◆ SET EXERCISE ◆
Locate every line in the records below that holds the word "习近平总书记指出" and return each one.

Stored records:
▼
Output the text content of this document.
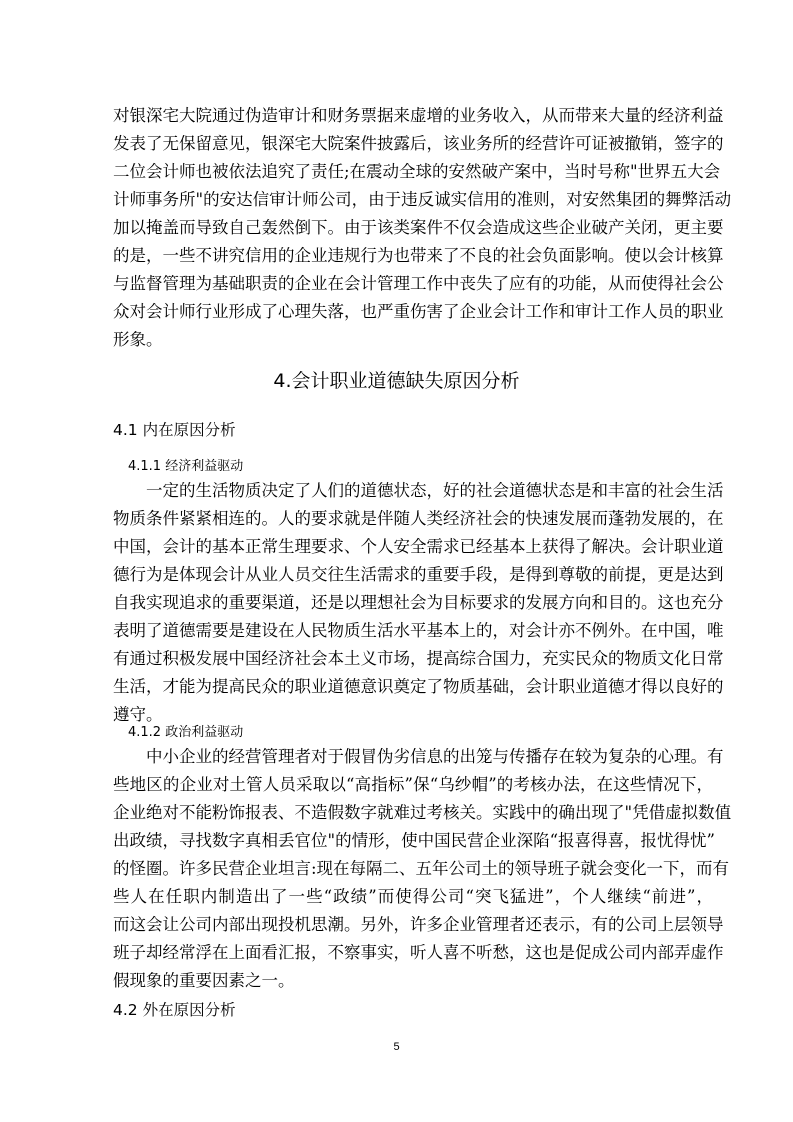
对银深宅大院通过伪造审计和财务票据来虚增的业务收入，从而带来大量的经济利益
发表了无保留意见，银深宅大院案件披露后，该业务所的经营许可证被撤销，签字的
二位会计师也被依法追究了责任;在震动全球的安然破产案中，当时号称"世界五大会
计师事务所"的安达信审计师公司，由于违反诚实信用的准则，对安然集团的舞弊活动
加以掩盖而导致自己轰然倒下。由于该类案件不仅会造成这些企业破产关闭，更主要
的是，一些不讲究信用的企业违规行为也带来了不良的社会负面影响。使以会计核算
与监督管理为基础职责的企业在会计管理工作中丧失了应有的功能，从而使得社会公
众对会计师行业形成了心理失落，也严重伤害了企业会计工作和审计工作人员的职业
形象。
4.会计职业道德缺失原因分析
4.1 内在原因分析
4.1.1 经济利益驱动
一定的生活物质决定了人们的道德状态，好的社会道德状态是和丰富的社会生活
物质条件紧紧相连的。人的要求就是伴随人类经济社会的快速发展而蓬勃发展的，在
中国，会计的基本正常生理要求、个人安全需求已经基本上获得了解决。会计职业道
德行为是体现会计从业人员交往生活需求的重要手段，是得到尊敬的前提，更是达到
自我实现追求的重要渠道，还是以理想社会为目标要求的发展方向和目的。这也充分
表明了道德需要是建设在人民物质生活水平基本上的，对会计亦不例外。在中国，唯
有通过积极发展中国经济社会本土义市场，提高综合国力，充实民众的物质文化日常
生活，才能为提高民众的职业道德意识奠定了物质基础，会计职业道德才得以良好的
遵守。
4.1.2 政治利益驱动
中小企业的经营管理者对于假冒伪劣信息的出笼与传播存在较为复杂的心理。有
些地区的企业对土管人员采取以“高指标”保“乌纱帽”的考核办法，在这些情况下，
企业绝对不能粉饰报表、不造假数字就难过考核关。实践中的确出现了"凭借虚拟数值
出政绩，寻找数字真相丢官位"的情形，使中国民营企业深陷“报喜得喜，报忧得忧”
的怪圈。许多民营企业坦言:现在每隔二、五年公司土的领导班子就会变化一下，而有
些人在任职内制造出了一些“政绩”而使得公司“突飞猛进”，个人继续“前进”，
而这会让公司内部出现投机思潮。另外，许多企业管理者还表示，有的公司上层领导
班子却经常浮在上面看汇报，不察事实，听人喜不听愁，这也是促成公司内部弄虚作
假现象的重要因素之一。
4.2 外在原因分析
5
▲
▼
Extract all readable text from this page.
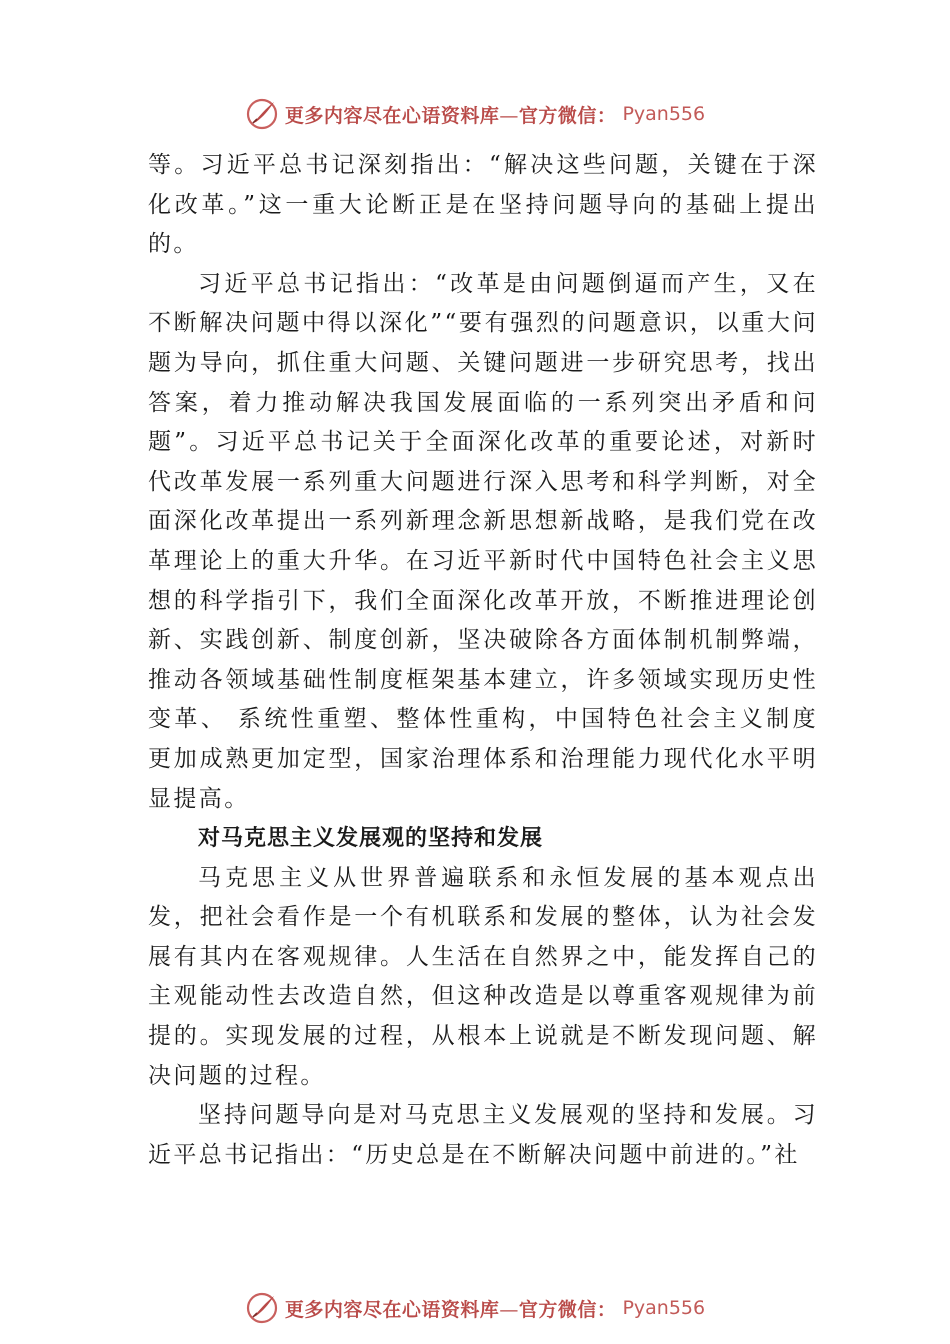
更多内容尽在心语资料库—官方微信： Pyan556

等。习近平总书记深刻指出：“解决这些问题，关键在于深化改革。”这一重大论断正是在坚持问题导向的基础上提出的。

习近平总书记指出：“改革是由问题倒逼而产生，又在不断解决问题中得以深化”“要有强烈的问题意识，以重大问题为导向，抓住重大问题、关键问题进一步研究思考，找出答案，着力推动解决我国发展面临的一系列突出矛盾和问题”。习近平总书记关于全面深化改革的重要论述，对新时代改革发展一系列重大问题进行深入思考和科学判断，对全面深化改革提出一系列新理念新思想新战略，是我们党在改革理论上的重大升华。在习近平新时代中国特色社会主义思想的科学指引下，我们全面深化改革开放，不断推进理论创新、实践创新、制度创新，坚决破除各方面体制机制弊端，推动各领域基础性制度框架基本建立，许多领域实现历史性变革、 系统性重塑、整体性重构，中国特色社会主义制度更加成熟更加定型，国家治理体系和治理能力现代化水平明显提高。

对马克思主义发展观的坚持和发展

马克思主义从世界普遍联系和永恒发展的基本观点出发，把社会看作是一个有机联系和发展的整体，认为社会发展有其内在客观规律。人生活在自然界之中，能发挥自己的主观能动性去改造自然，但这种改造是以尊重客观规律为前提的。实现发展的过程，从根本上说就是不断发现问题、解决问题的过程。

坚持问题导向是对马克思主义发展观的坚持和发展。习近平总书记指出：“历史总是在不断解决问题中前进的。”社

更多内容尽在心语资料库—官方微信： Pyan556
▲
◆ RESULT ◆
习近平总书记指出：“改革是由问题倒逼而产生，又在不断解决问题中得以深化”“要有强烈的问题意识，以重大问题为导向，抓住重大问题、关键问题进一步研究思考，找出答案，着力推动解决我国发展面临的一系列突出矛盾和问题”。习近平总书记关于全面深化改革的重要论述，对新时代改革发展一系列重大问题进行深入思考和科学判断，对全面深化改革提出一系列新理念新思想新战略，是我们党在改革理论上的重大升华。在习近平新时代中国特色社会主义思想的科学指引下，我们全面深化改革开放，不断推进理论创新、实践创新、制度创新，坚决破除各方面体制机制弊端，推动各领域基础性制度框架基本建立，许多领域实现历史性变革、 系统性重塑、整体性重构，中国特色社会主义制度更加成熟更加定型，国家治理体系和治理能力现代化水平明显提高。
坚持问题导向是对马克思主义发展观的坚持和发展。习近平总书记指出：“历史总是在不断解决问题中前进的。”社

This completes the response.